++++ SOURCE TEXT

Sean Bridgers carries over from "The Best of Me". I know what you're probably thinking, why didn't he put the two films with Reese Witherspoon NEXT to each other? Well, I tried that, the chain wouldn't have been as long if I did that, also I wouldn't have the most appropriate films landing on both Valentine's Day AND St. Patrick's Day. This thing is not that easy sometimes. 

Tomorrow, Thursday, March 12, is Day 28 of TCM's "31 Days of Oscar" programming, and the themes will be "Oscar Goes Off the Rails" and "Oscar Goes South". After two films set in New Orleans and Alabama, I'm down for a trip to the South. Here's the line-up:
6:00 am "The Narrow Margin" (1952)
7:30 am "Union Pacific" (1939)
10:00 am "Closely Watched Trains" (1966)
11:45 am "The Train" (1964)
2:15 pm "Travels with My Aunt" (1972)
4:15 pm "Brief Encounter" (1945)
5:45 pm "Some Like It Hot" (1959)
8:00 pm "A Streetcar Named Desire" (1951)
10:15 pm "Selma" (2014)
12:30 am "To Kill a Mockingbird" (1962)
2:45 am "Jezebel" (1938)
4:30 am "The Great Santini" (1979)

I'm holding down the middle of the line-up again, as I've seen everything from "Some Like It Hot" to "To Kill a Mockingbird", 4 films. But I'm not counting "The Great Santini" twice, because they also played it a couple days ago in the Robert Duvall tribute. So 4 seen out of 11 brings me to 132 seen out of 317, or 41.6%. 3 days left. 


THE PLOT: A young woman who has reinvented herself as a New York City fashion designer must return home to Alabama to get a divorce from her husband after seven years of separation. 

AFTER: I'm getting the same vibe that I got from "Untamed Heart", which is the feeling that I MUST have watched this film before at some point during the 1990's, but I've got no direct or even indirect memory of doing so. The plot seems very familiar, but my records that prove what movies I've seen only go back as far as 2009, I mean, sure, if it's "Star Wars" or "Jaws" or something, of course I remember watching it, but then with these throwaway rom-coms things can get a bit fuzzier, like maybe I remember the general plot but none of the specific details. Anyway if I did watch this one it was so long ago that I forgot everything about it, so why not watch it again for the first time just to be sure about it, especially if it's got the linking I need to get me one step closer to the end of the romance chain. For now. 

But I'm also getting a very similar vibe as "Fools Rush In", because this is from the same director, and you can see some of the same trademarks - two people who got married young, they both needed to learn about communication skills and compromise, so they spent time apart, however fate (and thunderstorms) seem to draw them back together again. There's a pregnancy with a fake miscarriage in one and a real miscarriage in the other, and there's hurt feelings and a healing process, a divorce that exists in the middle of everything but by the time the divorce takes effect, the couple wants to get back together again.  Look, I'm not saying they're the exact same film, but some of the same themes are in play. And both films explore the cultural differences between two cities or two cultures, in one it's a New Yorker who gets married to a Latina from Vegas, and in the other it's two people from Alabama, only one has become a transplanted New Yorker, she's not the same person who left Alabama years ago.

++++++++
++++ SUPPLIED DATA

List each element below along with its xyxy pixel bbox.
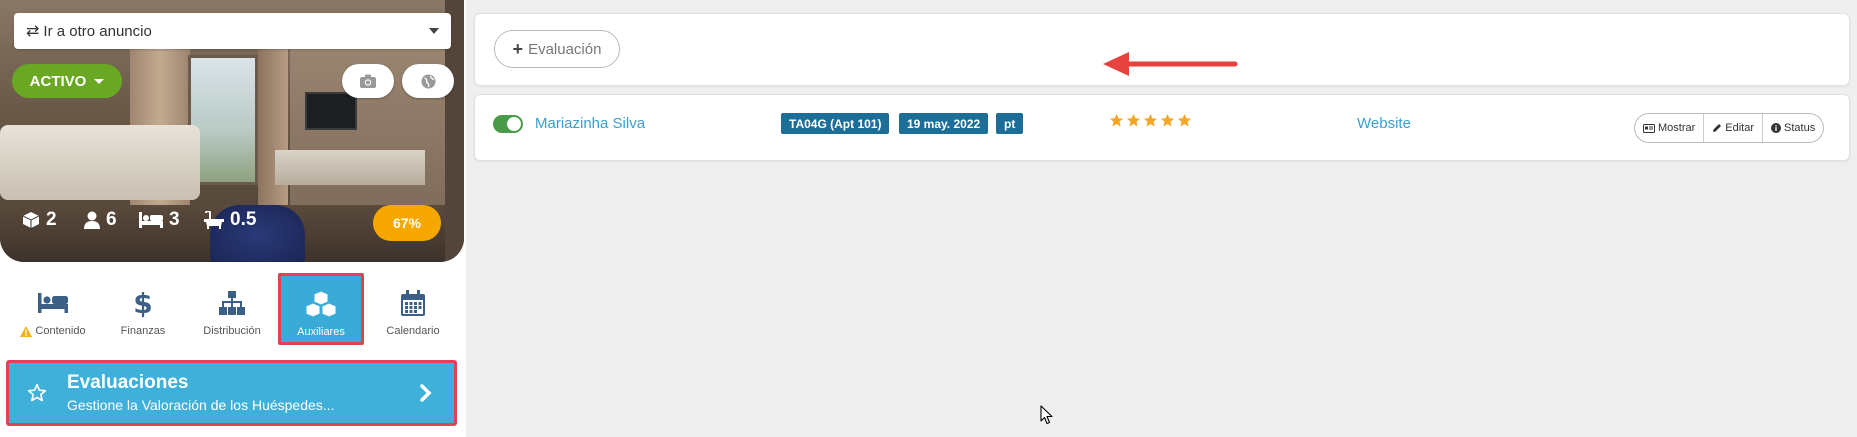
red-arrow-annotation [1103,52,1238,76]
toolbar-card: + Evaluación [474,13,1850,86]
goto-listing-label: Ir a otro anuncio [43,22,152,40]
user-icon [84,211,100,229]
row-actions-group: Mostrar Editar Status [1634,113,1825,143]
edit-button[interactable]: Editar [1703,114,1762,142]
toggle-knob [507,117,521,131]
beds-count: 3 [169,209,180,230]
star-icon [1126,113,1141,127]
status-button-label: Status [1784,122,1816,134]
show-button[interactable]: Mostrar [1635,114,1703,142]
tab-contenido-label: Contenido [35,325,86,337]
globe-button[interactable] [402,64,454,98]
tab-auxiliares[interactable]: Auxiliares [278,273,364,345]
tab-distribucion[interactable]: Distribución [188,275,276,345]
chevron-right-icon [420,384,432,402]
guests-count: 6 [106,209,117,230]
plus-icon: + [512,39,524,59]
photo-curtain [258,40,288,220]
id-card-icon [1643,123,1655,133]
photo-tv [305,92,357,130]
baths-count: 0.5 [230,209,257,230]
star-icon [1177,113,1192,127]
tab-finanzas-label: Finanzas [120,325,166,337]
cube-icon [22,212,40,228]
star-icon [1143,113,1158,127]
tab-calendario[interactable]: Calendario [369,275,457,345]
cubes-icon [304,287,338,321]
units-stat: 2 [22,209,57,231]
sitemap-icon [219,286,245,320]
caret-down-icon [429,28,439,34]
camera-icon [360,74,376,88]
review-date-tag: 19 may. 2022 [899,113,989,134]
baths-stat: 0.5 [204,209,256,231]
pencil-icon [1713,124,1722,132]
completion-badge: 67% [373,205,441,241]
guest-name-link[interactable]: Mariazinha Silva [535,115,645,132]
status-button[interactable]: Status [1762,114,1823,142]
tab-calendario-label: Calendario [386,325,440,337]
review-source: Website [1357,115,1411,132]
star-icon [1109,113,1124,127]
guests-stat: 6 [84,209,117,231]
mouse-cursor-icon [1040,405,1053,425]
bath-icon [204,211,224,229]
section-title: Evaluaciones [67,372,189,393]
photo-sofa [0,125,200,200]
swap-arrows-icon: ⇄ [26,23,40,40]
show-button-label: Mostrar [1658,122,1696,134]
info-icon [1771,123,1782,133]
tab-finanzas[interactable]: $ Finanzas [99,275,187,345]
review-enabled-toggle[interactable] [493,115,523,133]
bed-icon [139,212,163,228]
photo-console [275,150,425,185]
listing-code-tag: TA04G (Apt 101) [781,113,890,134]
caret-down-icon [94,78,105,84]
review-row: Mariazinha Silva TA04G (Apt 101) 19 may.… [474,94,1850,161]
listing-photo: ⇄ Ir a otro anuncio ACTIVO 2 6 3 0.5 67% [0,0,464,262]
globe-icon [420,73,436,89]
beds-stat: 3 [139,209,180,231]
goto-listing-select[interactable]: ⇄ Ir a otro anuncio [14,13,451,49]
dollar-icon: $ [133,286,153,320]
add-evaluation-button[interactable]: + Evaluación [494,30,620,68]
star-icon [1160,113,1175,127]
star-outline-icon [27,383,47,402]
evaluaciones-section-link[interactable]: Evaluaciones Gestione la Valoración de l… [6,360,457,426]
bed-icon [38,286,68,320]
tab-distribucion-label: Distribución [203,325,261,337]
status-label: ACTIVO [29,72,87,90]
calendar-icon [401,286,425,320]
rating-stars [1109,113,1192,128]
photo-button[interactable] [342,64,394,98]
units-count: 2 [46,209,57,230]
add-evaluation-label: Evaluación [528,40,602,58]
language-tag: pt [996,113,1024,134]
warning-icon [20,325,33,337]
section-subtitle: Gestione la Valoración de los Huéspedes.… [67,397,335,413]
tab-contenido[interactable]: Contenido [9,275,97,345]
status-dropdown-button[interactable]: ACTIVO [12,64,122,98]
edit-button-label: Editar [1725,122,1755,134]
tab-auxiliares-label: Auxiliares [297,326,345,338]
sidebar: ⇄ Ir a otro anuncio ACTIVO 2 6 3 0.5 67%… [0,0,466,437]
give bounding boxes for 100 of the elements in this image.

++++++++

_DIRECTIONS_:
a – Copy the part of the movie blog post that opens with the words containing "Sean Bridgers carries" and closes with "that easy sometimes.".
b – Using the movie blog post, answer yes or no to each statement, quoting the words that decide it: (i) Thursday, March 12, is Day 28 of TCM's programming; (ii) the writer's records of movies seen go back as far as 2009; (iii) the young woman in the plot returns home to Texas to get a divorce.

_LIST OF SOLUTIONS_:
a –
Sean Bridgers carries over from "The Best of Me". I know what you're probably thinking, why didn't he put the two films with Reese Witherspoon NEXT to each other? Well, I tried that, the chain wouldn't have been as long if I did that, also I wouldn't have the most appropriate films landing on both Valentine's Day AND St. Patrick's Day. This thing is not that easy sometimes.

b –
(i) Yes: "Tomorrow, Thursday, March 12, is Day 28 of TCM's"
(ii) Yes: "my records that prove what movies I've seen only go back as far as 2009"
(iii) No: "must return home to Alabama to get a divorce from her husband"